Extracted records:
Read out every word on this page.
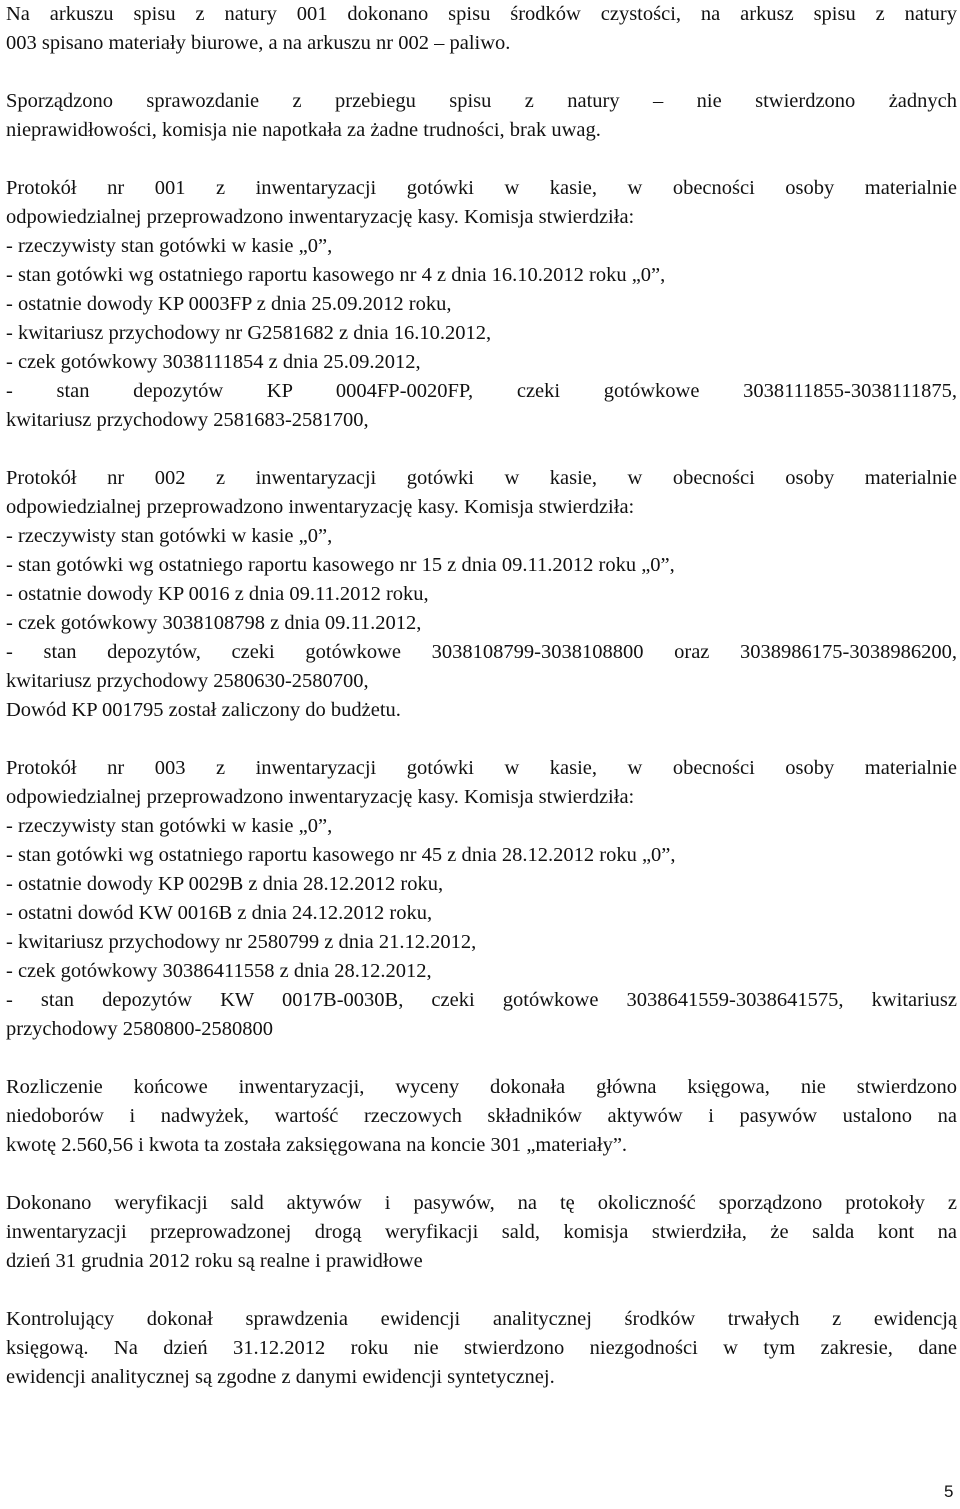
Na arkuszu spisu z natury 001 dokonano spisu środków czystości, na arkusz spisu z natury
003 spisano materiały biurowe, a na arkuszu nr 002 – paliwo.
Sporządzono sprawozdanie z przebiegu spisu z natury – nie stwierdzono żadnych
nieprawidłowości, komisja nie napotkała za żadne trudności, brak uwag.
Protokół nr 001 z inwentaryzacji gotówki w kasie, w obecności osoby materialnie
odpowiedzialnej przeprowadzono inwentaryzację kasy. Komisja stwierdziła:
- rzeczywisty stan gotówki w kasie „0”,
- stan gotówki wg ostatniego raportu kasowego nr 4 z dnia 16.10.2012 roku „0”,
- ostatnie dowody KP 0003FP z dnia 25.09.2012 roku,
- kwitariusz przychodowy nr G2581682 z dnia 16.10.2012,
- czek gotówkowy 3038111854 z dnia 25.09.2012,
- stan depozytów KP 0004FP-0020FP, czeki gotówkowe 3038111855-3038111875,
kwitariusz przychodowy 2581683-2581700,
Protokół nr 002 z inwentaryzacji gotówki w kasie, w obecności osoby materialnie
odpowiedzialnej przeprowadzono inwentaryzację kasy. Komisja stwierdziła:
- rzeczywisty stan gotówki w kasie „0”,
- stan gotówki wg ostatniego raportu kasowego nr 15 z dnia 09.11.2012 roku „0”,
- ostatnie dowody KP 0016 z dnia 09.11.2012 roku,
- czek gotówkowy 3038108798 z dnia 09.11.2012,
- stan depozytów, czeki gotówkowe 3038108799-3038108800 oraz 3038986175-3038986200,
kwitariusz przychodowy 2580630-2580700,
Dowód KP 001795 został zaliczony do budżetu.
Protokół nr 003 z inwentaryzacji gotówki w kasie, w obecności osoby materialnie
odpowiedzialnej przeprowadzono inwentaryzację kasy. Komisja stwierdziła:
- rzeczywisty stan gotówki w kasie „0”,
- stan gotówki wg ostatniego raportu kasowego nr 45 z dnia 28.12.2012 roku „0”,
- ostatnie dowody KP 0029B z dnia 28.12.2012 roku,
- ostatni dowód KW 0016B z dnia 24.12.2012 roku,
- kwitariusz przychodowy nr 2580799 z dnia 21.12.2012,
- czek gotówkowy 30386411558 z dnia 28.12.2012,
- stan depozytów KW 0017B-0030B, czeki gotówkowe 3038641559-3038641575, kwitariusz
przychodowy 2580800-2580800
Rozliczenie końcowe inwentaryzacji, wyceny dokonała główna księgowa, nie stwierdzono
niedoborów i nadwyżek, wartość rzeczowych składników aktywów i pasywów ustalono na
kwotę 2.560,56 i kwota ta została zaksięgowana na koncie 301 „materiały”.
Dokonano weryfikacji sald aktywów i pasywów, na tę okoliczność sporządzono protokoły z
inwentaryzacji przeprowadzonej drogą weryfikacji sald, komisja stwierdziła, że salda kont na
dzień 31 grudnia 2012 roku są realne i prawidłowe
Kontrolujący dokonał sprawdzenia ewidencji analitycznej środków trwałych z ewidencją
księgową. Na dzień 31.12.2012 roku nie stwierdzono niezgodności w tym zakresie, dane
ewidencji analitycznej są zgodne z danymi ewidencji syntetycznej.
5
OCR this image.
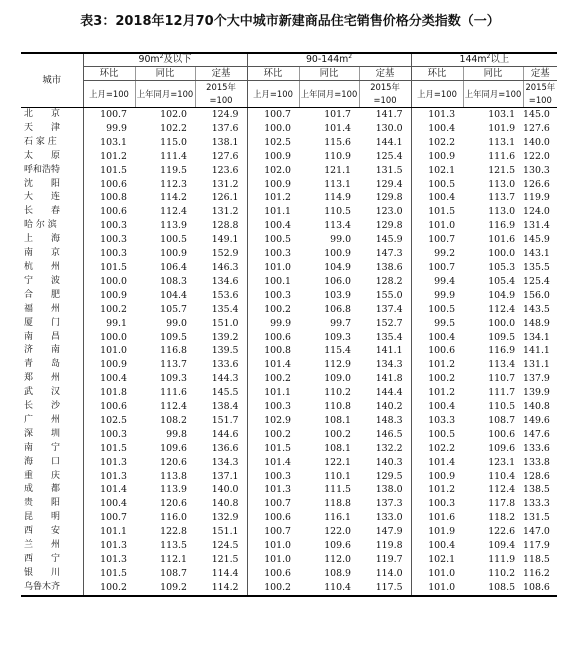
表3：2018年12月70个大中城市新建商品住宅销售价格分类指数（一）
城市	$90m^2$及以下			$90-144m^2$			$144m^2$以上		
	环比	同比	定基	环比	同比	定基	环比	同比	定基
	上月=100	上年同月=100	2015年=100	上月=100	上年同月=100	2015年=100	上月=100	上年同月=100	2015年=100
北　　京	100.7	102.0	124.9	100.7	101.7	141.7	101.3	103.1	145.0
天　　津	99.9	102.2	137.6	100.0	101.4	130.0	100.4	101.9	127.6
石 家 庄	103.1	115.0	138.1	102.5	115.6	144.1	102.2	113.1	140.0
太　　原	101.2	111.4	127.6	100.9	110.9	125.4	100.9	111.6	122.0
呼和浩特	101.5	119.5	123.6	102.0	121.1	131.5	102.1	121.5	130.3
沈　　阳	100.6	112.3	131.2	100.9	113.1	129.4	100.5	113.0	126.6
大　　连	100.8	114.2	126.1	101.2	114.9	129.8	100.4	113.7	119.9
长　　春	100.6	112.4	131.2	101.1	110.5	123.0	101.5	113.0	124.0
哈 尔 滨	100.3	113.9	128.8	100.4	113.4	129.8	101.0	116.9	131.4
上　　海	100.3	100.5	149.1	100.5	99.0	145.9	100.7	101.6	145.9
南　　京	100.3	100.9	152.9	100.3	100.9	147.3	99.2	100.0	143.1
杭　　州	101.5	106.4	146.3	101.0	104.9	138.6	100.7	105.3	135.5
宁　　波	100.0	108.3	134.6	100.1	106.0	128.2	99.4	105.4	125.4
合　　肥	100.9	104.4	153.6	100.3	103.9	155.0	99.9	104.9	156.0
福　　州	100.2	105.7	135.4	100.2	106.8	137.4	100.5	112.4	143.5
厦　　门	99.1	99.0	151.0	99.9	99.7	152.7	99.5	100.0	148.9
南　　昌	100.0	109.5	139.2	100.6	109.3	135.4	100.4	109.5	134.1
济　　南	101.0	116.8	139.5	100.8	115.4	141.1	100.6	116.9	141.1
青　　岛	100.9	113.7	133.6	101.4	112.9	134.3	101.2	113.4	131.1
郑　　州	100.4	109.3	144.3	100.2	109.0	141.8	100.2	110.7	137.9
武　　汉	101.8	111.6	145.5	101.1	110.2	144.4	101.2	111.7	139.9
长　　沙	100.6	112.4	138.4	100.3	110.8	140.2	100.4	110.5	140.8
广　　州	102.5	108.2	151.7	102.9	108.1	148.3	103.3	108.7	149.6
深　　圳	100.3	99.8	144.6	100.2	100.2	146.5	100.5	100.6	147.6
南　　宁	101.5	109.6	136.6	101.5	108.1	132.2	102.2	109.6	133.6
海　　口	101.3	120.6	134.3	101.4	122.1	140.3	101.4	123.1	133.8
重　　庆	101.3	113.8	137.1	100.3	110.1	129.5	100.9	110.4	128.6
成　　都	101.4	113.9	140.0	101.3	111.5	138.0	101.2	112.4	138.5
贵　　阳	100.4	120.6	140.8	100.7	118.8	137.3	100.3	117.8	133.3
昆　　明	100.7	116.0	132.9	100.6	116.1	133.0	101.6	118.2	131.5
西　　安	101.1	122.8	151.1	100.7	122.0	147.9	101.9	122.6	147.0
兰　　州	101.3	113.5	124.5	101.0	109.6	119.8	100.4	109.4	117.9
西　　宁	101.3	112.1	121.5	101.0	112.0	119.7	102.1	111.9	118.5
银　　川	101.5	108.7	114.4	100.6	108.9	114.0	101.0	110.2	116.2
乌鲁木齐	100.2	109.2	114.2	100.2	110.4	117.5	101.0	108.5	108.6
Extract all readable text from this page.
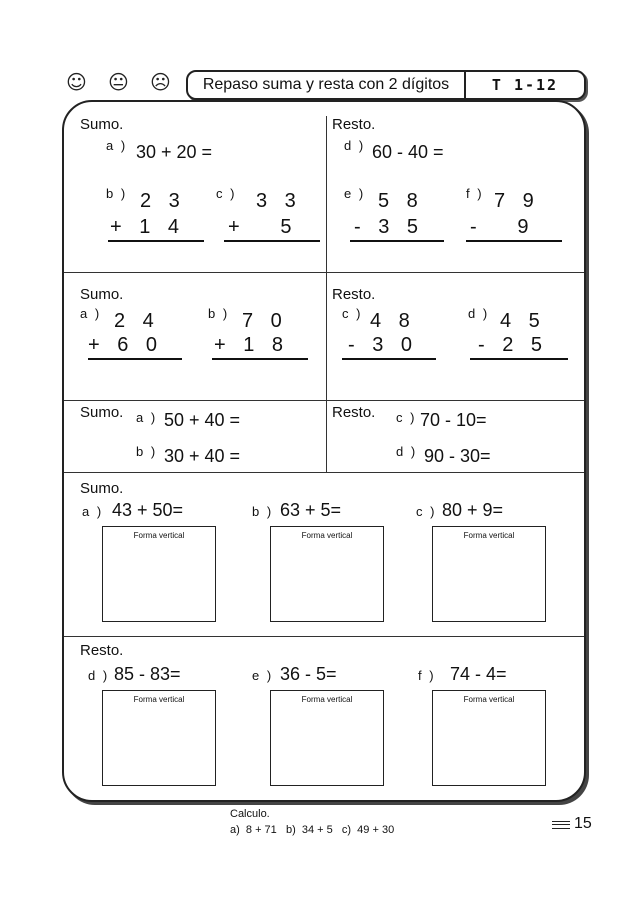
☺ 😐 ☹	Repaso suma y resta con 2 dígitos	T 1-12
Sumo.	Resto.
a ) 30 + 20 =
b ) 2 3
+ 1 4
c ) 3 3
+   5
d ) 60 - 40 =
e ) 5 8
- 3 5
f ) 7 9
-   9
Sumo.	Resto.
a ) 2 4
+ 6 0
b ) 7 0
+ 1 8
c ) 4 8
- 3 0
d ) 4 5
- 2 5
Sumo.	Resto.
a ) 50 + 40 =
b ) 30 + 40 =
c ) 70 - 10=
d ) 90 - 30=
Sumo.
a ) 43 + 50=
Forma vertical
b ) 63 + 5=
Forma vertical
c ) 80 + 9=
Forma vertical
Resto.
d ) 85 - 83=
Forma vertical
e ) 36 - 5=
Forma vertical
f ) 74 - 4=
Forma vertical
Calculo.
a)  8 + 71   b)  34 + 5   c)  49 + 30	15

Written instruction: Leave the pictures out and reproduce each record exactly as written.

Exercise answer:
Read out every word on this page.
Na arkuszu spisu z natury 001 dokonano spisu środków czystości, na arkusz spisu z natury
003 spisano materiały biurowe, a na arkuszu nr 002 – paliwo.
Sporządzono sprawozdanie z przebiegu spisu z natury – nie stwierdzono żadnych
nieprawidłowości, komisja nie napotkała za żadne trudności, brak uwag.
Protokół nr 001 z inwentaryzacji gotówki w kasie, w obecności osoby materialnie
odpowiedzialnej przeprowadzono inwentaryzację kasy. Komisja stwierdziła:
- rzeczywisty stan gotówki w kasie „0”,
- stan gotówki wg ostatniego raportu kasowego nr 4 z dnia 16.10.2012 roku „0”,
- ostatnie dowody KP 0003FP z dnia 25.09.2012 roku,
- kwitariusz przychodowy nr G2581682 z dnia 16.10.2012,
- czek gotówkowy 3038111854 z dnia 25.09.2012,
- stan depozytów KP 0004FP-0020FP, czeki gotówkowe 3038111855-3038111875,
kwitariusz przychodowy 2581683-2581700,
Protokół nr 002 z inwentaryzacji gotówki w kasie, w obecności osoby materialnie
odpowiedzialnej przeprowadzono inwentaryzację kasy. Komisja stwierdziła:
- rzeczywisty stan gotówki w kasie „0”,
- stan gotówki wg ostatniego raportu kasowego nr 15 z dnia 09.11.2012 roku „0”,
- ostatnie dowody KP 0016 z dnia 09.11.2012 roku,
- czek gotówkowy 3038108798 z dnia 09.11.2012,
- stan depozytów, czeki gotówkowe 3038108799-3038108800 oraz 3038986175-3038986200,
kwitariusz przychodowy 2580630-2580700,
Dowód KP 001795 został zaliczony do budżetu.
Protokół nr 003 z inwentaryzacji gotówki w kasie, w obecności osoby materialnie
odpowiedzialnej przeprowadzono inwentaryzację kasy. Komisja stwierdziła:
- rzeczywisty stan gotówki w kasie „0”,
- stan gotówki wg ostatniego raportu kasowego nr 45 z dnia 28.12.2012 roku „0”,
- ostatnie dowody KP 0029B z dnia 28.12.2012 roku,
- ostatni dowód KW 0016B z dnia 24.12.2012 roku,
- kwitariusz przychodowy nr 2580799 z dnia 21.12.2012,
- czek gotówkowy 30386411558 z dnia 28.12.2012,
- stan depozytów KW 0017B-0030B, czeki gotówkowe 3038641559-3038641575, kwitariusz
przychodowy 2580800-2580800
Rozliczenie końcowe inwentaryzacji, wyceny dokonała główna księgowa, nie stwierdzono
niedoborów i nadwyżek, wartość rzeczowych składników aktywów i pasywów ustalono na
kwotę 2.560,56 i kwota ta została zaksięgowana na koncie 301 „materiały”.
Dokonano weryfikacji sald aktywów i pasywów, na tę okoliczność sporządzono protokoły z
inwentaryzacji przeprowadzonej drogą weryfikacji sald, komisja stwierdziła, że salda kont na
dzień 31 grudnia 2012 roku są realne i prawidłowe
Kontrolujący dokonał sprawdzenia ewidencji analitycznej środków trwałych z ewidencją
księgową. Na dzień 31.12.2012 roku nie stwierdzono niezgodności w tym zakresie, dane
ewidencji analitycznej są zgodne z danymi ewidencji syntetycznej.
5
OCR this image.
表3：2018年12月70个大中城市新建商品住宅销售价格分类指数（一）
城市	$90m^2$及以下			$90-144m^2$			$144m^2$以上		
	环比	同比	定基	环比	同比	定基	环比	同比	定基
	上月=100	上年同月=100	2015年=100	上月=100	上年同月=100	2015年=100	上月=100	上年同月=100	2015年=100
北　　京	100.7	102.0	124.9	100.7	101.7	141.7	101.3	103.1	145.0
天　　津	99.9	102.2	137.6	100.0	101.4	130.0	100.4	101.9	127.6
石 家 庄	103.1	115.0	138.1	102.5	115.6	144.1	102.2	113.1	140.0
太　　原	101.2	111.4	127.6	100.9	110.9	125.4	100.9	111.6	122.0
呼和浩特	101.5	119.5	123.6	102.0	121.1	131.5	102.1	121.5	130.3
沈　　阳	100.6	112.3	131.2	100.9	113.1	129.4	100.5	113.0	126.6
大　　连	100.8	114.2	126.1	101.2	114.9	129.8	100.4	113.7	119.9
长　　春	100.6	112.4	131.2	101.1	110.5	123.0	101.5	113.0	124.0
哈 尔 滨	100.3	113.9	128.8	100.4	113.4	129.8	101.0	116.9	131.4
上　　海	100.3	100.5	149.1	100.5	99.0	145.9	100.7	101.6	145.9
南　　京	100.3	100.9	152.9	100.3	100.9	147.3	99.2	100.0	143.1
杭　　州	101.5	106.4	146.3	101.0	104.9	138.6	100.7	105.3	135.5
宁　　波	100.0	108.3	134.6	100.1	106.0	128.2	99.4	105.4	125.4
合　　肥	100.9	104.4	153.6	100.3	103.9	155.0	99.9	104.9	156.0
福　　州	100.2	105.7	135.4	100.2	106.8	137.4	100.5	112.4	143.5
厦　　门	99.1	99.0	151.0	99.9	99.7	152.7	99.5	100.0	148.9
南　　昌	100.0	109.5	139.2	100.6	109.3	135.4	100.4	109.5	134.1
济　　南	101.0	116.8	139.5	100.8	115.4	141.1	100.6	116.9	141.1
青　　岛	100.9	113.7	133.6	101.4	112.9	134.3	101.2	113.4	131.1
郑　　州	100.4	109.3	144.3	100.2	109.0	141.8	100.2	110.7	137.9
武　　汉	101.8	111.6	145.5	101.1	110.2	144.4	101.2	111.7	139.9
长　　沙	100.6	112.4	138.4	100.3	110.8	140.2	100.4	110.5	140.8
广　　州	102.5	108.2	151.7	102.9	108.1	148.3	103.3	108.7	149.6
深　　圳	100.3	99.8	144.6	100.2	100.2	146.5	100.5	100.6	147.6
南　　宁	101.5	109.6	136.6	101.5	108.1	132.2	102.2	109.6	133.6
海　　口	101.3	120.6	134.3	101.4	122.1	140.3	101.4	123.1	133.8
重　　庆	101.3	113.8	137.1	100.3	110.1	129.5	100.9	110.4	128.6
成　　都	101.4	113.9	140.0	101.3	111.5	138.0	101.2	112.4	138.5
贵　　阳	100.4	120.6	140.8	100.7	118.8	137.3	100.3	117.8	133.3
昆　　明	100.7	116.0	132.9	100.6	116.1	133.0	101.6	118.2	131.5
西　　安	101.1	122.8	151.1	100.7	122.0	147.9	101.9	122.6	147.0
兰　　州	101.3	113.5	124.5	101.0	109.6	119.8	100.4	109.4	117.9
西　　宁	101.3	112.1	121.5	101.0	112.0	119.7	102.1	111.9	118.5
银　　川	101.5	108.7	114.4	100.6	108.9	114.0	101.0	110.2	116.2
乌鲁木齐	100.2	109.2	114.2	100.2	110.4	117.5	101.0	108.5	108.6
Extract all readable text from this page.
☺ 😐 ☹	Repaso suma y resta con 2 dígitos	T 1-12
Sumo.	Resto.
a ) 30 + 20 =
b ) 2 3
+ 1 4
c ) 3 3
+   5
d ) 60 - 40 =
e ) 5 8
- 3 5
f ) 7 9
-   9
Sumo.	Resto.
a ) 2 4
+ 6 0
b ) 7 0
+ 1 8
c ) 4 8
- 3 0
d ) 4 5
- 2 5
Sumo.	Resto.
a ) 50 + 40 =
b ) 30 + 40 =
c ) 70 - 10=
d ) 90 - 30=
Sumo.
a ) 43 + 50=
Forma vertical
b ) 63 + 5=
Forma vertical
c ) 80 + 9=
Forma vertical
Resto.
d ) 85 - 83=
Forma vertical
e ) 36 - 5=
Forma vertical
f ) 74 - 4=
Forma vertical
Calculo.
a)  8 + 71   b)  34 + 5   c)  49 + 30	15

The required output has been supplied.